▶ _PROVIDED PASSAGE_:

+++

José Luis Artetxe Muguire (28 June 1930 – 19 March 2016) was a Spanish footballer who played as a striker.

Club career
Born in Algorta, Biscay, Artetxe joined Athletic Bilbao in 1950 from neighbouring CD Getxo. He went on to spend the remainder of his 16-year career with the former club, making his La Liga debut on 10 September in a 4–0 home win against Atlético Madrid.

In the 1955–56 season, Artetxe contributed with 24 games and 15 goals to help the team win the sixth league championship in their history. During his spell at the San Mamés Stadium he amassed overall totals of 346 matches and 133 goals, also conquering three Copa del Generalísimo trophies (scoring in the 1956 edition, a 2–1 triumph over Atlético Madrid); several years after his retirement, at the age or 35, he still ranked amongst his main club's all-time scorers.

+++

▶ _COMPLETE THE FOLLOWING_:
[1] Reproduce everything in the Artetxe biography from "Club career" down to "against Atlético Madrid.".
[2] Pick up the Artetxe biography after its final sentence and carry it on.
The listing after this point is separate from the Artetxe biography.

▶ _DATA EXTRACT_:
+++

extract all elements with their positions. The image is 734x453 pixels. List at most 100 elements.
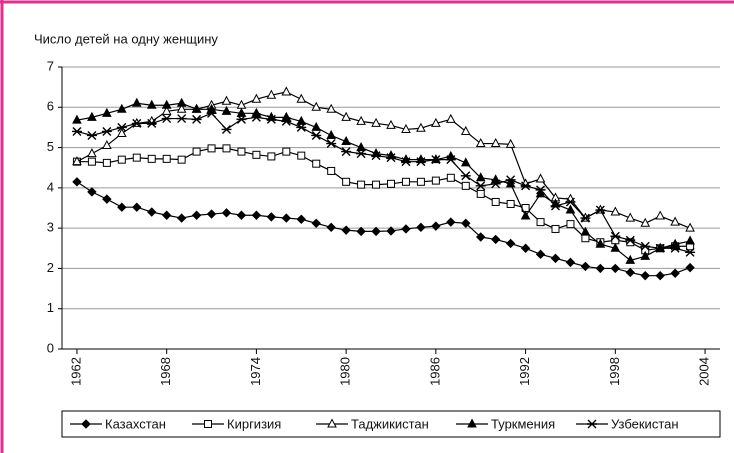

+++

▶ _TASK RESULTS_:
[1]
Club career
Born in Algorta, Biscay, Artetxe joined Athletic Bilbao in 1950 from neighbouring CD Getxo. He went on to spend the remainder of his 16-year career with the former club, making his La Liga debut on 10 September in a 4–0 home win against Atlético Madrid.

[2]
International career
Artetxe earned six caps for Spain, during five years. His debut came on 17 March 1954 in a 2–2 draw against Turkey for the 1954 FIFA World Cup qualifiers, where he scored the game's first goal in Rome; it was already the third match between the two countries, and the opposition would eventually reach the finals in Switzerland after a drawing of lots.

Death
Artetxe died in his hometown on 19 March 2016, aged 85.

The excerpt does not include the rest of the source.